▶ WHAT THIS TASK INVOLVES
Write out each line of the listing as it stands, without the images.

▶ DATA SUPPLIED
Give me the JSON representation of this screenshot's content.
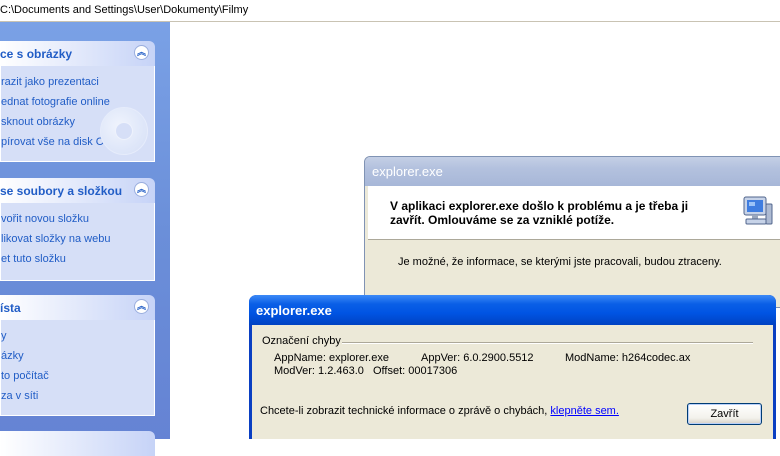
{
  "address": {
    "path": "C:\\Documents and Settings\\User\\Dokumenty\\Filmy"
  },
  "taskpane": {
    "panels": [
      {
        "title": "ce s obrázky",
        "links": [
          "razit jako prezentaci",
          "ednat fotografie online",
          "sknout obrázky",
          "pírovat vše na disk CD"
        ]
      },
      {
        "title": "se soubory a složkou",
        "links": [
          "vořit novou složku",
          "likovat složky na webu",
          "et tuto složku"
        ]
      },
      {
        "title": "ísta",
        "links": [
          "y",
          "ázky",
          "to počítač",
          "za v síti"
        ]
      }
    ],
    "chevron_up": "︽"
  },
  "dialog_main": {
    "title": "explorer.exe",
    "message": "V aplikaci explorer.exe došlo k problému a je třeba ji zavřít. Omlouváme se za vzniklé potíže.",
    "info": "Je možné, že informace, se kterými jste pracovali, budou ztraceny.",
    "icon": "computer-icon"
  },
  "dialog_signature": {
    "title": "explorer.exe",
    "group_label": "Označení chyby",
    "row1": {
      "appname": "AppName: explorer.exe",
      "appver": "AppVer: 6.0.2900.5512",
      "modname": "ModName: h264codec.ax"
    },
    "row2": {
      "modver": "ModVer: 1.2.463.0",
      "offset": "Offset: 00017306"
    },
    "details_text": "Chcete-li zobrazit technické informace o zprávě o chybách, ",
    "details_link": "klepněte sem.",
    "close_button": "Zavřít"
  }
}
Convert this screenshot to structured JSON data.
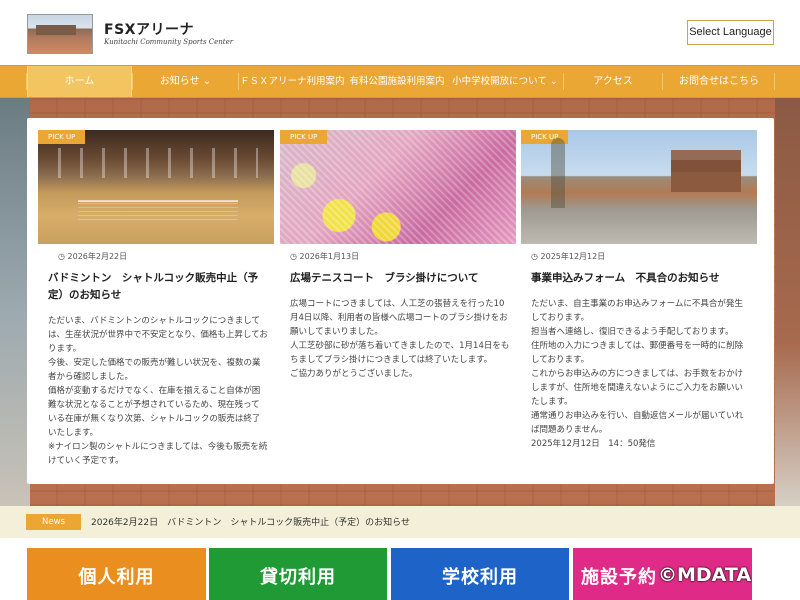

▶ EXERCISE RESPONSE
Give me the JSON representation of this screenshot's content.
{
  "address": {
    "path": "C:\\Documents and Settings\\User\\Dokumenty\\Filmy"
  },
  "taskpane": {
    "panels": [
      {
        "title": "ce s obrázky",
        "links": [
          "razit jako prezentaci",
          "ednat fotografie online",
          "sknout obrázky",
          "pírovat vše na disk CD"
        ]
      },
      {
        "title": "se soubory a složkou",
        "links": [
          "vořit novou složku",
          "likovat složky na webu",
          "et tuto složku"
        ]
      },
      {
        "title": "ísta",
        "links": [
          "y",
          "ázky",
          "to počítač",
          "za v síti"
        ]
      }
    ],
    "chevron_up": "︽"
  },
  "dialog_main": {
    "title": "explorer.exe",
    "message": "V aplikaci explorer.exe došlo k problému a je třeba ji zavřít. Omlouváme se za vzniklé potíže.",
    "info": "Je možné, že informace, se kterými jste pracovali, budou ztraceny.",
    "icon": "computer-icon"
  },
  "dialog_signature": {
    "title": "explorer.exe",
    "group_label": "Označení chyby",
    "row1": {
      "appname": "AppName: explorer.exe",
      "appver": "AppVer: 6.0.2900.5512",
      "modname": "ModName: h264codec.ax"
    },
    "row2": {
      "modver": "ModVer: 1.2.463.0",
      "offset": "Offset: 00017306"
    },
    "details_text": "Chcete-li zobrazit technické informace o zprávě o chybách, ",
    "details_link": "klepněte sem.",
    "close_button": "Zavřít"
  }
}
Convert this screenshot to structured JSON data.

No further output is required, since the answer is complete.